THE TASK: Each line in the data holding "heading" should be listed.

--- GIVEN RECORDS ---

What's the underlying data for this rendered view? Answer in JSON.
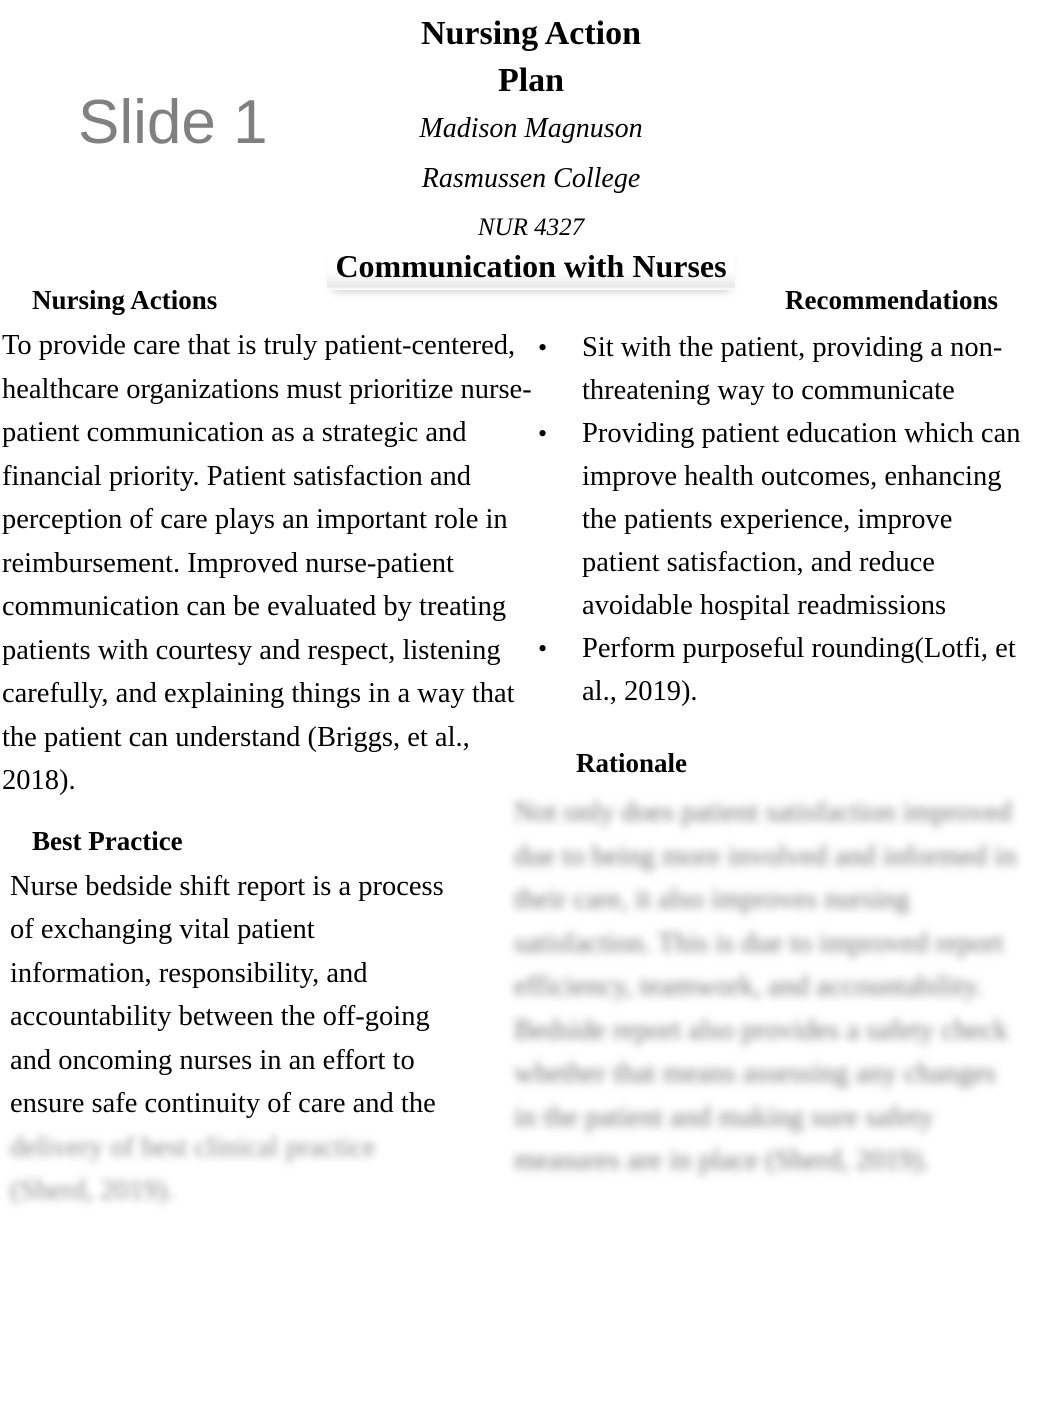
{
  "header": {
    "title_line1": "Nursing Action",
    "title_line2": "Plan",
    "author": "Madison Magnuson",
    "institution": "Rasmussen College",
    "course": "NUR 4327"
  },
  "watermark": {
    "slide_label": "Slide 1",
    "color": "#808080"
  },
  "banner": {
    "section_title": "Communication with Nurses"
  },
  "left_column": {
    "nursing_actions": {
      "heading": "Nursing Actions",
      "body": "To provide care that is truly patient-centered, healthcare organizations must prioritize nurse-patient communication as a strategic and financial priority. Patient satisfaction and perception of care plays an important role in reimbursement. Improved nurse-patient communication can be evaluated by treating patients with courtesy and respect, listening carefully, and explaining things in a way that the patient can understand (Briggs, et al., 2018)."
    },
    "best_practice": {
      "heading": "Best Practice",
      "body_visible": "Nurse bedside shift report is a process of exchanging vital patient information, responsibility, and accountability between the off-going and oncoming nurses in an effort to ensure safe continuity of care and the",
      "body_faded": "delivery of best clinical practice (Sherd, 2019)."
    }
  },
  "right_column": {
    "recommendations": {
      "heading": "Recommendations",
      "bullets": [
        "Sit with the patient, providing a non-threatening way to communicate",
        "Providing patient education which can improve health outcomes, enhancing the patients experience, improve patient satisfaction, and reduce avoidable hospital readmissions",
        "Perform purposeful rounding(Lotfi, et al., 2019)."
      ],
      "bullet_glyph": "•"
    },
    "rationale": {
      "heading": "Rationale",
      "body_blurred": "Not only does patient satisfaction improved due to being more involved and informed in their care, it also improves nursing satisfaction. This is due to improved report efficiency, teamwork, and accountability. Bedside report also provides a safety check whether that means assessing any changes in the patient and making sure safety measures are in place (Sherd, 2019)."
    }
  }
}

---
--- GIVEN RECORDS ---

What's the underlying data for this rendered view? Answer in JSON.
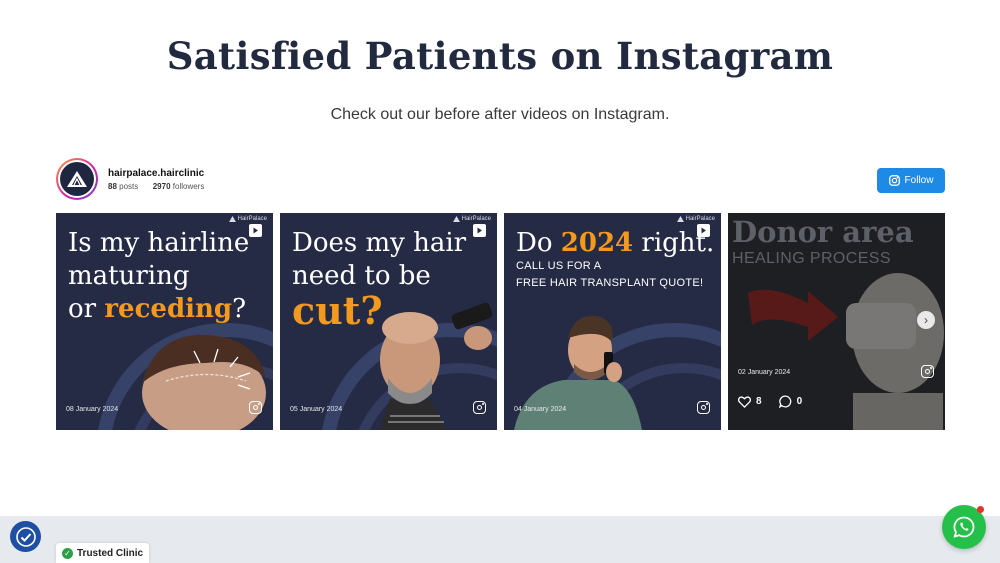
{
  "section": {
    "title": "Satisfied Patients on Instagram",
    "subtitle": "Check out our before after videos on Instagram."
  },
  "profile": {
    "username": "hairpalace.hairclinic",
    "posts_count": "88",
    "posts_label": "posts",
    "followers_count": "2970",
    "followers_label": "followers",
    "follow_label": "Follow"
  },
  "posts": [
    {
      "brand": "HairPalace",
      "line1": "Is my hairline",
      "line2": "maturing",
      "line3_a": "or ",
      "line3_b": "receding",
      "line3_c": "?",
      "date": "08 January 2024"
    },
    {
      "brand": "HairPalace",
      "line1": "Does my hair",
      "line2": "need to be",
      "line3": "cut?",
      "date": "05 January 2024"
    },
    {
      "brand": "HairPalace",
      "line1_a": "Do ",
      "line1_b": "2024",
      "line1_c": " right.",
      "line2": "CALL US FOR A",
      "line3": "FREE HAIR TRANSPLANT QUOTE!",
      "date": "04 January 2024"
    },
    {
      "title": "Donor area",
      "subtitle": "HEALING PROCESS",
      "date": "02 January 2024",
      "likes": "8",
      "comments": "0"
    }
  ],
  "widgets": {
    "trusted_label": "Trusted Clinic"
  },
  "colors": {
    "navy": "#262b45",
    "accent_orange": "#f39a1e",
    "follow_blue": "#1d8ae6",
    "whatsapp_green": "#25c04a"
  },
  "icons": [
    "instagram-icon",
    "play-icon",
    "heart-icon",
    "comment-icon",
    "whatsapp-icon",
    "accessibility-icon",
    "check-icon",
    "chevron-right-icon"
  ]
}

---

SOLUTION TO THE EXERCISE:
      "heading": "Nursing Actions",
      "heading": "Best Practice",
      "heading": "Recommendations",
      "heading": "Rationale",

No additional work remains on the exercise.